■ Exercise goal: Your task is to transcribe all of the records exactly and leave out the pictures.

■ Data section:
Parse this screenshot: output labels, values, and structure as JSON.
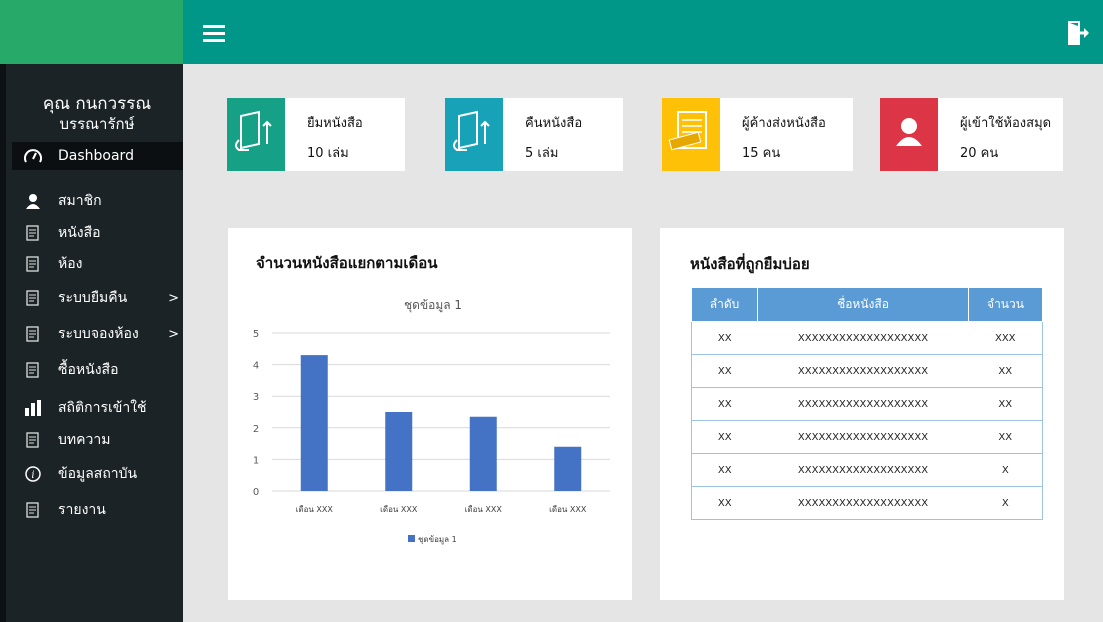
{
  "user": {
    "name": "คุณ กนกวรรณ",
    "role": "บรรณารักษ์"
  },
  "nav": {
    "items": [
      {
        "label": "Dashboard",
        "icon": "gauge-icon",
        "active": true
      },
      {
        "label": "สมาชิก",
        "icon": "user-icon"
      },
      {
        "label": "หนังสือ",
        "icon": "books-icon"
      },
      {
        "label": "ห้อง",
        "icon": "room-icon"
      },
      {
        "label": "ระบบยืมคืน",
        "icon": "borrow-icon",
        "arrow": ">"
      },
      {
        "label": "ระบบจองห้อง",
        "icon": "reserve-icon",
        "arrow": ">"
      },
      {
        "label": "ซื้อหนังสือ",
        "icon": "purchase-icon"
      },
      {
        "label": "สถิติการเข้าใช้",
        "icon": "bar-chart-icon"
      },
      {
        "label": "บทความ",
        "icon": "article-icon"
      },
      {
        "label": "ข้อมูลสถาบัน",
        "icon": "info-icon"
      },
      {
        "label": "รายงาน",
        "icon": "report-icon"
      }
    ]
  },
  "cards": [
    {
      "title": "ยืมหนังสือ",
      "value": "10  เล่ม",
      "color": "#16a085",
      "icon": "book-borrow-icon"
    },
    {
      "title": "คืนหนังสือ",
      "value": "5  เล่ม",
      "color": "#17a2b8",
      "icon": "book-return-icon"
    },
    {
      "title": "ผู้ค้างส่งหนังสือ",
      "value": "15  คน",
      "color": "#ffc107",
      "icon": "overdue-icon"
    },
    {
      "title": "ผู้เข้าใช้ห้องสมุด",
      "value": "20  คน",
      "color": "#dc3545",
      "icon": "user-icon"
    }
  ],
  "chart_panel": {
    "title": "จำนวนหนังสือแยกตามเดือน"
  },
  "chart_data": {
    "type": "bar",
    "title": "ชุดข้อมูล 1",
    "categories": [
      "เดือน XXX",
      "เดือน XXX",
      "เดือน XXX",
      "เดือน XXX"
    ],
    "series": [
      {
        "name": "ชุดข้อมูล 1",
        "values": [
          4.3,
          2.5,
          2.35,
          1.4
        ]
      }
    ],
    "ylim": [
      0,
      5
    ],
    "yticks": [
      "0",
      "1",
      "2",
      "3",
      "4",
      "5"
    ],
    "grid": true,
    "legend": "bottom",
    "color": "#4472c4"
  },
  "table_panel": {
    "title": "หนังสือที่ถูกยืมบ่อย",
    "headers": [
      "ลำดับ",
      "ชื่อหนังสือ",
      "จำนวน"
    ],
    "rows": [
      [
        "XX",
        "XXXXXXXXXXXXXXXXXXX",
        "XXX"
      ],
      [
        "XX",
        "XXXXXXXXXXXXXXXXXXX",
        "XX"
      ],
      [
        "XX",
        "XXXXXXXXXXXXXXXXXXX",
        "XX"
      ],
      [
        "XX",
        "XXXXXXXXXXXXXXXXXXX",
        "XX"
      ],
      [
        "XX",
        "XXXXXXXXXXXXXXXXXXX",
        "X"
      ],
      [
        "XX",
        "XXXXXXXXXXXXXXXXXXX",
        "X"
      ]
    ]
  }
}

■ Written answer:
Parse this screenshot: output labels, values, and structure as JSON.
{
  "user": {
    "name": "คุณ กนกวรรณ",
    "role": "บรรณารักษ์"
  },
  "nav": {
    "items": [
      {
        "label": "Dashboard",
        "icon": "gauge-icon",
        "active": true
      },
      {
        "label": "สมาชิก",
        "icon": "user-icon"
      },
      {
        "label": "หนังสือ",
        "icon": "books-icon"
      },
      {
        "label": "ห้อง",
        "icon": "room-icon"
      },
      {
        "label": "ระบบยืมคืน",
        "icon": "borrow-icon",
        "arrow": ">"
      },
      {
        "label": "ระบบจองห้อง",
        "icon": "reserve-icon",
        "arrow": ">"
      },
      {
        "label": "ซื้อหนังสือ",
        "icon": "purchase-icon"
      },
      {
        "label": "สถิติการเข้าใช้",
        "icon": "bar-chart-icon"
      },
      {
        "label": "บทความ",
        "icon": "article-icon"
      },
      {
        "label": "ข้อมูลสถาบัน",
        "icon": "info-icon"
      },
      {
        "label": "รายงาน",
        "icon": "report-icon"
      }
    ]
  },
  "cards": [
    {
      "title": "ยืมหนังสือ",
      "value": "10  เล่ม",
      "color": "#16a085",
      "icon": "book-borrow-icon"
    },
    {
      "title": "คืนหนังสือ",
      "value": "5  เล่ม",
      "color": "#17a2b8",
      "icon": "book-return-icon"
    },
    {
      "title": "ผู้ค้างส่งหนังสือ",
      "value": "15  คน",
      "color": "#ffc107",
      "icon": "overdue-icon"
    },
    {
      "title": "ผู้เข้าใช้ห้องสมุด",
      "value": "20  คน",
      "color": "#dc3545",
      "icon": "user-icon"
    }
  ],
  "chart_panel": {
    "title": "จำนวนหนังสือแยกตามเดือน"
  },
  "chart_data": {
    "type": "bar",
    "title": "ชุดข้อมูล 1",
    "categories": [
      "เดือน XXX",
      "เดือน XXX",
      "เดือน XXX",
      "เดือน XXX"
    ],
    "series": [
      {
        "name": "ชุดข้อมูล 1",
        "values": [
          4.3,
          2.5,
          2.35,
          1.4
        ]
      }
    ],
    "ylim": [
      0,
      5
    ],
    "yticks": [
      "0",
      "1",
      "2",
      "3",
      "4",
      "5"
    ],
    "grid": true,
    "legend": "bottom",
    "color": "#4472c4"
  },
  "table_panel": {
    "title": "หนังสือที่ถูกยืมบ่อย",
    "headers": [
      "ลำดับ",
      "ชื่อหนังสือ",
      "จำนวน"
    ],
    "rows": [
      [
        "XX",
        "XXXXXXXXXXXXXXXXXXX",
        "XXX"
      ],
      [
        "XX",
        "XXXXXXXXXXXXXXXXXXX",
        "XX"
      ],
      [
        "XX",
        "XXXXXXXXXXXXXXXXXXX",
        "XX"
      ],
      [
        "XX",
        "XXXXXXXXXXXXXXXXXXX",
        "XX"
      ],
      [
        "XX",
        "XXXXXXXXXXXXXXXXXXX",
        "X"
      ],
      [
        "XX",
        "XXXXXXXXXXXXXXXXXXX",
        "X"
      ]
    ]
  }
}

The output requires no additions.